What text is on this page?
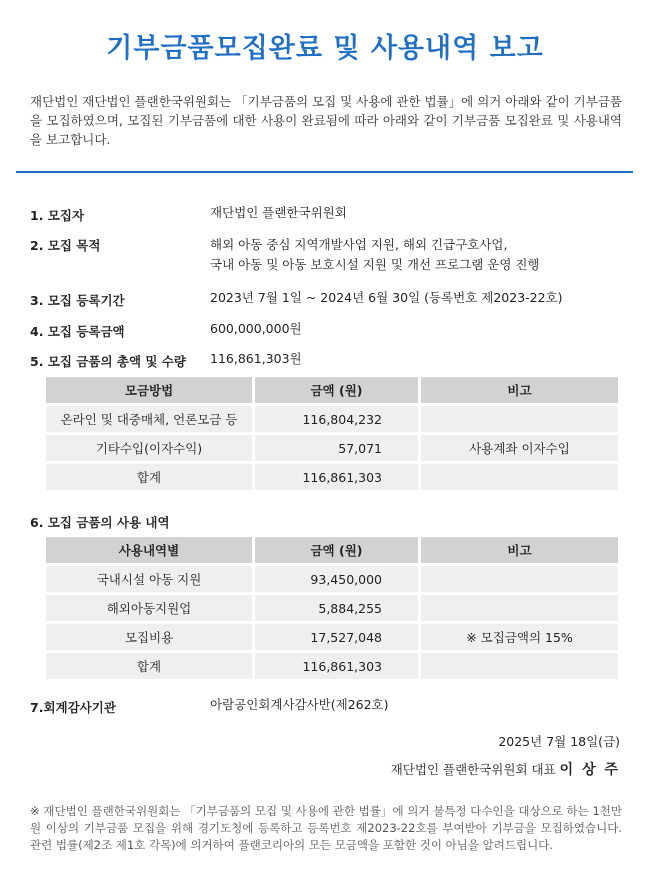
기부금품모집완료 및 사용내역 보고
재단법인 재단법인 플랜한국위원회는 「기부금품의 모집 및 사용에 관한 법률」에 의거 아래와 같이 기부금품을 모집하였으며, 모집된 기부금품에 대한 사용이 완료됨에 따라 아래와 같이 기부금품 모집완료 및 사용내역을 보고합니다.
1. 모집자	재단법인 플랜한국위원회
2. 모집 목적	해외 아동 중심 지역개발사업 지원, 해외 긴급구호사업,
국내 아동 및 아동 보호시설 지원 및 개선 프로그램 운영 진행
3. 모집 등록기간	2023년 7월 1일 ~ 2024년 6월 30일 (등록번호 제2023-22호)
4. 모집 등록금액	600,000,000원
5. 모집 금품의 총액 및 수량 116,861,303원
모금방법	금액 (원)	비고
온라인 및 대중매체, 언론모금 등	116,804,232	
기타수입(이자수익)	57,071	사용계좌 이자수입
합계	116,861,303	
6. 모집 금품의 사용 내역
사용내역별	금액 (원)	비고
국내시설 아동 지원	93,450,000	
해외아동지원업	5,884,255	
모집비용	17,527,048	※ 모집금액의 15%
합계	116,861,303	
7.회계감사기관	아람공인회계사감사반(제262호)
2025년 7월 18일(금)
재단법인 플랜한국위원회 대표 이 상 주
※ 재단법인 플랜한국위원회는 「기부금품의 모집 및 사용에 관한 법률」에 의거 불특정 다수인을 대상으로 하는 1천만원 이상의 기부금품 모집을 위해 경기도청에 등록하고 등록번호 제2023-22호를 부여받아 기부금을 모집하였습니다. 관련 법률(제2조 제1호 각목)에 의거하여 플랜코리아의 모든 모금액을 포함한 것이 아님을 알려드립니다.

+ + +

Exercise details => Copy down every line of the entries containing the word "재단법인".

Answer to the problem =>
재단법인 재단법인 플랜한국위원회는 「기부금품의 모집 및 사용에 관한 법률」에 의거 아래와 같이 기부금품을 모집하였으며, 모집된 기부금품에 대한 사용이 완료됨에 따라 아래와 같이 기부금품 모집완료 및 사용내역을 보고합니다.
1. 모집자	재단법인 플랜한국위원회
재단법인 플랜한국위원회 대표 이 상 주
※ 재단법인 플랜한국위원회는 「기부금품의 모집 및 사용에 관한 법률」에 의거 불특정 다수인을 대상으로 하는 1천만원 이상의 기부금품 모집을 위해 경기도청에 등록하고 등록번호 제2023-22호를 부여받아 기부금을 모집하였습니다. 관련 법률(제2조 제1호 각목)에 의거하여 플랜코리아의 모든 모금액을 포함한 것이 아님을 알려드립니다.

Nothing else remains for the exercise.